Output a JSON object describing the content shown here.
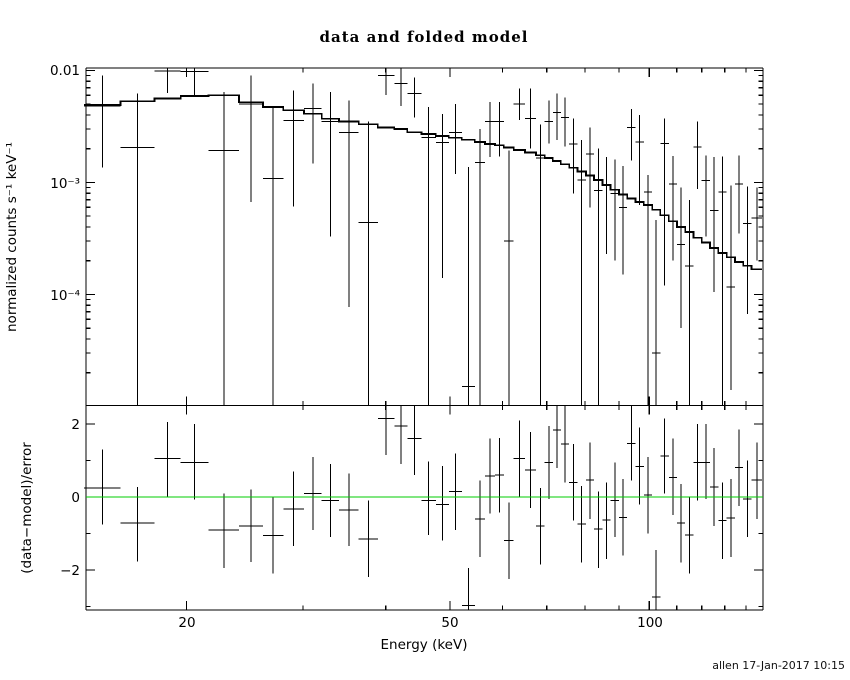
{
  "title": "data and folded model",
  "watermark": "allen 17-Jan-2017 10:15",
  "axes": {
    "x_label": "Energy (keV)",
    "x_range": [
      14.1,
      148.5
    ],
    "x_major_ticks": [
      20,
      50,
      100
    ],
    "x_major_labels": [
      "20",
      "50",
      "100"
    ],
    "x_minor_ticks": [
      30,
      40,
      60,
      70,
      80,
      90,
      110,
      120,
      130,
      140
    ],
    "top": {
      "label": "normalized counts s⁻¹ keV⁻¹",
      "tick_labels": [
        "0.01",
        "10⁻³",
        "10⁻⁴"
      ],
      "tick_values": [
        0.01,
        0.001,
        0.0001
      ],
      "range": [
        1.02e-05,
        0.0105
      ],
      "scale": "log"
    },
    "bottom": {
      "label": "(data−model)/error",
      "tick_labels": [
        "2",
        "0",
        "−2"
      ],
      "tick_values": [
        2,
        0,
        -2
      ],
      "minor_tick_values": [
        1,
        -1,
        -3
      ],
      "range": [
        -3.1,
        2.51
      ],
      "scale": "linear"
    }
  },
  "colors": {
    "frame": "#000000",
    "data": "#000000",
    "model": "#000000",
    "zero_line": "#00cc00",
    "background": "#ffffff"
  },
  "chart_data": [
    {
      "type": "line",
      "name": "spectrum-and-folded-model",
      "x_scale": "log",
      "y_scale": "log",
      "ylabel": "normalized counts s⁻¹ keV⁻¹",
      "xlabel": "Energy (keV)",
      "bin_edges_keV": [
        14.0,
        15.9,
        17.9,
        19.6,
        21.6,
        24.0,
        26.1,
        28.0,
        30.1,
        32.0,
        34.0,
        36.4,
        38.9,
        41.2,
        43.1,
        45.3,
        47.6,
        49.8,
        52.1,
        54.5,
        56.5,
        58.5,
        60.3,
        62.4,
        64.9,
        67.4,
        69.5,
        71.5,
        73.5,
        75.7,
        77.9,
        80.2,
        82.5,
        85.0,
        87.4,
        90.0,
        92.6,
        95.3,
        98.1,
        101.0,
        103.9,
        107.0,
        110.1,
        113.3,
        116.6,
        120.0,
        123.5,
        127.1,
        130.9,
        134.7,
        138.6,
        142.7,
        148.0
      ],
      "model": [
        0.0049,
        0.0053,
        0.0056,
        0.0059,
        0.006,
        0.0052,
        0.0047,
        0.0044,
        0.0041,
        0.0037,
        0.0035,
        0.0033,
        0.0031,
        0.003,
        0.0028,
        0.0027,
        0.0026,
        0.0025,
        0.0024,
        0.0023,
        0.0022,
        0.00215,
        0.00205,
        0.00195,
        0.00185,
        0.00175,
        0.00165,
        0.00155,
        0.00145,
        0.00135,
        0.00125,
        0.00115,
        0.00105,
        0.00095,
        0.00086,
        0.00078,
        0.00072,
        0.00067,
        0.00063,
        0.00057,
        0.00051,
        0.00045,
        0.0004,
        0.00036,
        0.00032,
        0.00029,
        0.00026,
        0.000235,
        0.000215,
        0.000195,
        0.00018,
        0.000168
      ],
      "data": [
        0.0048,
        0.00204,
        0.0099,
        0.0098,
        0.00193,
        0.005,
        0.00108,
        0.00358,
        0.00455,
        0.0035,
        0.0028,
        0.00044,
        0.009,
        0.0076,
        0.0062,
        0.00252,
        0.00228,
        0.0028,
        1.5e-05,
        0.0015,
        0.0035,
        0.0035,
        0.0003,
        0.005,
        0.0037,
        0.00165,
        0.0035,
        0.0042,
        0.0038,
        0.0022,
        0.00105,
        0.0018,
        0.00085,
        0.00094,
        0.0008,
        0.0006,
        0.0031,
        0.0023,
        0.00082,
        3e-05,
        0.00223,
        0.00097,
        0.00028,
        0.00018,
        0.00207,
        0.00104,
        0.00056,
        0.00082,
        0.000117,
        0.00097,
        0.00043,
        0.00048
      ],
      "err_lo": [
        0.00136,
        1e-06,
        0.0063,
        0.006,
        1e-06,
        0.00067,
        1e-06,
        0.00061,
        0.00147,
        0.00033,
        7.7e-05,
        1e-06,
        0.006,
        0.0048,
        0.0038,
        1e-06,
        0.00014,
        0.00119,
        1e-07,
        1e-06,
        0.00168,
        0.0017,
        1e-06,
        0.0036,
        0.002,
        1e-06,
        0.00223,
        0.0024,
        0.0021,
        0.0008,
        1e-06,
        0.0006,
        1e-06,
        0.00023,
        0.0002,
        0.00015,
        0.00157,
        0.00063,
        1e-06,
        1e-07,
        0.00012,
        0.0002,
        5e-05,
        1e-06,
        0.00087,
        0.00033,
        0.000105,
        1e-06,
        1.4e-05,
        0.00035,
        6.7e-05,
        0.0002
      ],
      "err_hi": [
        0.009,
        0.0062,
        0.014,
        0.014,
        0.0064,
        0.009,
        0.0047,
        0.0066,
        0.0076,
        0.0064,
        0.0054,
        0.0035,
        0.012,
        0.0104,
        0.0086,
        0.0047,
        0.0041,
        0.005,
        0.00137,
        0.003,
        0.0052,
        0.0052,
        0.00193,
        0.0069,
        0.0069,
        0.0033,
        0.0054,
        0.0062,
        0.0057,
        0.0037,
        0.0024,
        0.0031,
        0.002,
        0.00168,
        0.0016,
        0.0014,
        0.0045,
        0.004,
        0.00116,
        0.00046,
        0.0037,
        0.00172,
        0.0009,
        0.0007,
        0.0035,
        0.00174,
        0.00168,
        0.0017,
        0.00094,
        0.00174,
        0.00092,
        0.0009
      ]
    },
    {
      "type": "scatter",
      "name": "residuals",
      "ylabel": "(data−model)/error",
      "zero_line": 0,
      "r": [
        0.25,
        -0.72,
        1.06,
        0.95,
        -0.9,
        -0.8,
        -1.05,
        -0.33,
        0.1,
        -0.1,
        -0.35,
        -1.15,
        2.15,
        1.95,
        1.6,
        -0.1,
        -0.2,
        0.15,
        -2.97,
        -0.6,
        0.58,
        0.6,
        -1.2,
        1.06,
        0.74,
        -0.79,
        0.95,
        1.84,
        1.45,
        0.4,
        -0.74,
        0.47,
        -0.88,
        -0.63,
        -0.1,
        -0.56,
        1.47,
        0.83,
        0.05,
        -2.75,
        1.13,
        0.54,
        -0.72,
        -1.04,
        0.95,
        0.95,
        0.27,
        -0.65,
        -0.58,
        0.81,
        -0.05,
        0.47
      ],
      "r_lo": [
        -0.75,
        -1.77,
        0.0,
        -0.07,
        -1.95,
        -1.79,
        -2.1,
        -1.35,
        -0.9,
        -1.1,
        -1.35,
        -2.2,
        1.15,
        0.9,
        0.6,
        -1.04,
        -1.2,
        -0.9,
        -5,
        -1.65,
        -0.45,
        -0.42,
        -2.25,
        0.0,
        -0.3,
        -1.85,
        -0.05,
        0.8,
        0.4,
        -0.65,
        -1.8,
        -0.6,
        -1.95,
        -1.7,
        -1.1,
        -1.6,
        0.45,
        -0.2,
        -1.0,
        -5,
        0.1,
        -0.5,
        -1.8,
        -2.1,
        -0.1,
        -0.05,
        -0.8,
        -1.7,
        -1.65,
        -0.25,
        -1.1,
        -0.6
      ],
      "r_hi": [
        1.3,
        0.28,
        2.06,
        2.0,
        0.1,
        0.21,
        0.0,
        0.7,
        1.1,
        0.9,
        0.65,
        -0.1,
        5,
        5,
        2.6,
        0.97,
        0.85,
        1.2,
        -1.95,
        0.45,
        1.6,
        1.62,
        -0.15,
        2.1,
        1.78,
        0.25,
        1.95,
        5,
        2.5,
        1.45,
        0.3,
        1.5,
        0.15,
        0.4,
        0.95,
        0.5,
        2.5,
        1.9,
        1.1,
        -1.45,
        2.15,
        1.6,
        0.35,
        0.0,
        2.0,
        2.0,
        1.35,
        0.4,
        0.5,
        1.85,
        1.0,
        1.5
      ]
    }
  ]
}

**REQUIREMENTS:**
Tally how many lines in the material above hold the word "name". Write only that number.

**EXERCISE ANSWER:**
2